Directions for this task: Track down the lines that contain "hard" and copy them.

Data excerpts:
════════

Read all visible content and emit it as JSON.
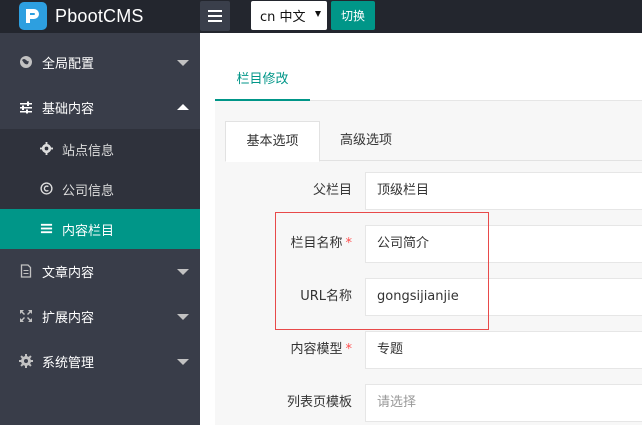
{
  "header": {
    "brand": "PbootCMS",
    "language": "cn 中文",
    "switch_label": "切换"
  },
  "sidebar": {
    "items": [
      {
        "label": "全局配置",
        "icon": "globe-icon"
      },
      {
        "label": "基础内容",
        "icon": "sliders-icon"
      },
      {
        "label": "文章内容",
        "icon": "file-icon"
      },
      {
        "label": "扩展内容",
        "icon": "expand-icon"
      },
      {
        "label": "系统管理",
        "icon": "gear-icon"
      }
    ],
    "sub_items": [
      {
        "label": "站点信息",
        "icon": "gear-icon"
      },
      {
        "label": "公司信息",
        "icon": "copyright-icon"
      },
      {
        "label": "内容栏目",
        "icon": "list-icon"
      }
    ]
  },
  "main": {
    "tab_title": "栏目修改",
    "inner_tabs": [
      "基本选项",
      "高级选项"
    ],
    "form": {
      "parent": {
        "label": "父栏目",
        "value": "顶级栏目"
      },
      "name": {
        "label": "栏目名称",
        "value": "公司简介",
        "required": "*"
      },
      "url_name": {
        "label": "URL名称",
        "value": "gongsijianjie"
      },
      "model": {
        "label": "内容模型",
        "value": "专题",
        "required": "*"
      },
      "list_template": {
        "label": "列表页模板",
        "placeholder": "请选择"
      }
    }
  },
  "colors": {
    "accent": "#009688",
    "sidebar_bg": "#393d49",
    "topbar_bg": "#23262e",
    "highlight": "#e84a4a"
  }
}
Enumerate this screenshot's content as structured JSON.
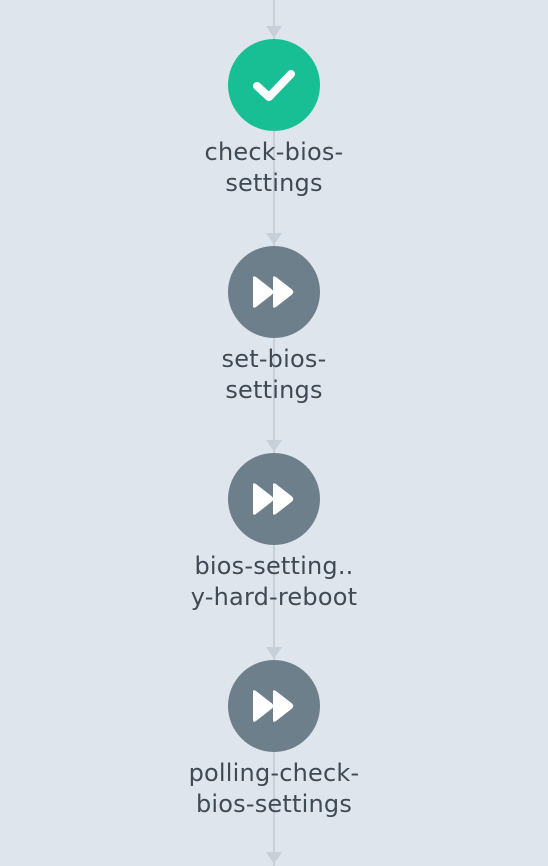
{
  "workflow": {
    "nodes": [
      {
        "name": "check-bios-settings",
        "label_lines": [
          "check-bios-",
          "settings"
        ],
        "status": "succeeded",
        "icon": "check-icon",
        "color": "#18be94"
      },
      {
        "name": "set-bios-settings",
        "label_lines": [
          "set-bios-",
          "settings"
        ],
        "status": "skipped",
        "icon": "fast-forward-icon",
        "color": "#6d7f8b"
      },
      {
        "name": "bios-settings-apply-hard-reboot",
        "label_lines": [
          "bios-setting..",
          "y-hard-reboot"
        ],
        "status": "skipped",
        "icon": "fast-forward-icon",
        "color": "#6d7f8b"
      },
      {
        "name": "polling-check-bios-settings",
        "label_lines": [
          "polling-check-",
          "bios-settings"
        ],
        "status": "skipped",
        "icon": "fast-forward-icon",
        "color": "#6d7f8b"
      }
    ],
    "edge_color": "#c7d0d9"
  }
}
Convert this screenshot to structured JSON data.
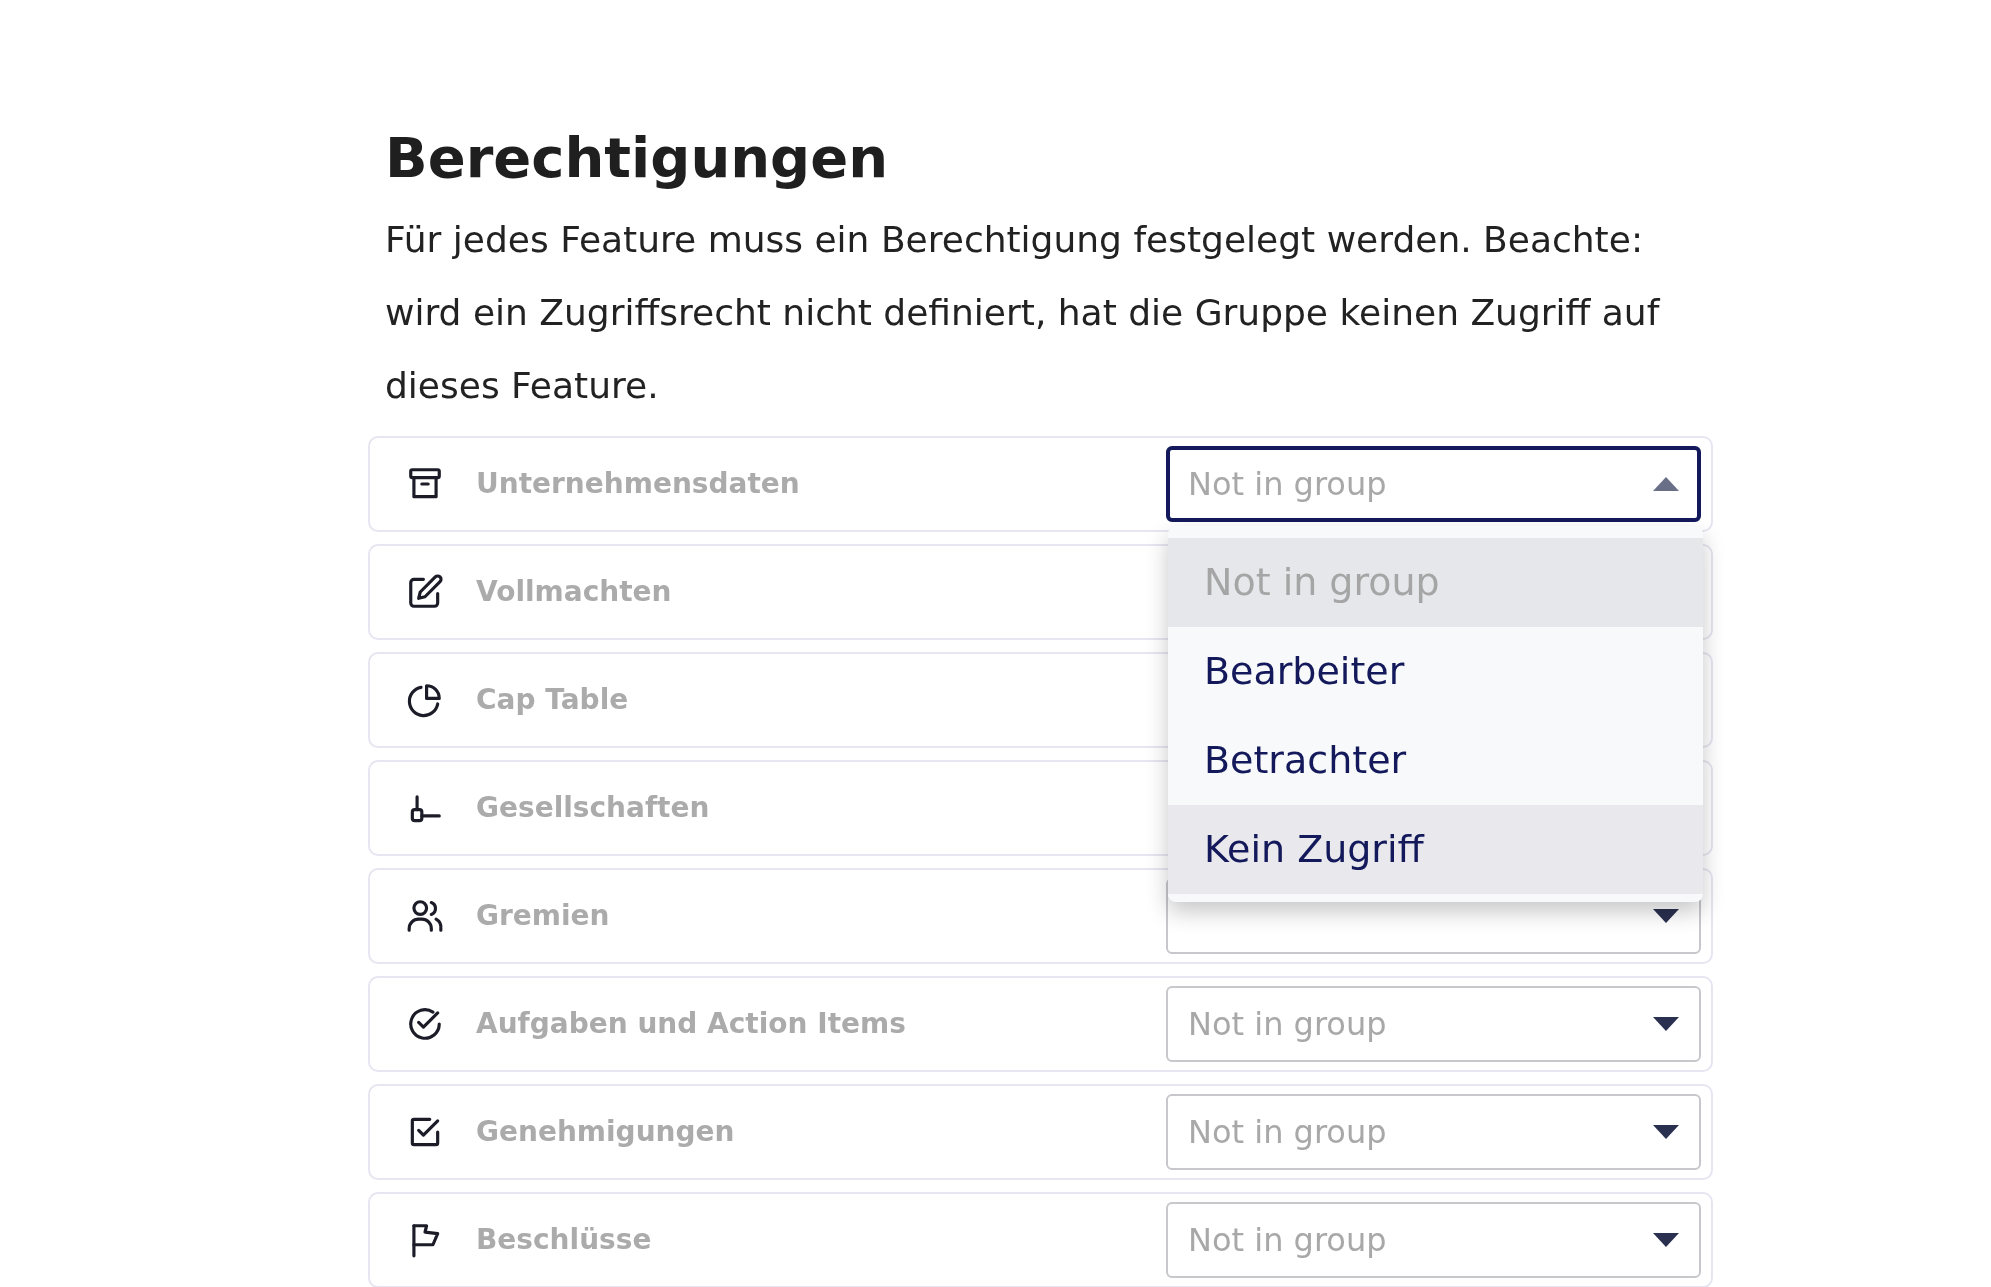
{
  "heading": "Berechtigungen",
  "description": "Für jedes Feature muss ein Berechtigung festgelegt werden. Beachte: wird ein Zugriffsrecht nicht definiert, hat die Gruppe keinen Zugriff auf dieses Feature.",
  "features": [
    {
      "label": "Unternehmensdaten",
      "kind": "archive",
      "select": {
        "placeholder": "Not in group",
        "expanded": true
      }
    },
    {
      "label": "Vollmachten",
      "kind": "edit"
    },
    {
      "label": "Cap Table",
      "kind": "pie"
    },
    {
      "label": "Gesellschaften",
      "kind": "hierarchy"
    },
    {
      "label": "Gremien",
      "kind": "users",
      "select": {
        "expanded": false
      }
    },
    {
      "label": "Aufgaben und Action Items",
      "kind": "check-circle",
      "select": {
        "placeholder": "Not in group",
        "expanded": false
      }
    },
    {
      "label": "Genehmigungen",
      "kind": "check-square",
      "select": {
        "placeholder": "Not in group",
        "expanded": false
      }
    },
    {
      "label": "Beschlüsse",
      "kind": "flag",
      "select": {
        "placeholder": "Not in group",
        "expanded": false
      }
    }
  ],
  "dropdown": {
    "options": [
      {
        "label": "Not in group",
        "selected": true,
        "hovered": false
      },
      {
        "label": "Bearbeiter",
        "selected": false,
        "hovered": false
      },
      {
        "label": "Betrachter",
        "selected": false,
        "hovered": false
      },
      {
        "label": "Kein Zugriff",
        "selected": false,
        "hovered": true
      }
    ]
  }
}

════════

Solution to the problem:
        "name": "bios-settings-apply-hard-reboot",
          "y-hard-reboot"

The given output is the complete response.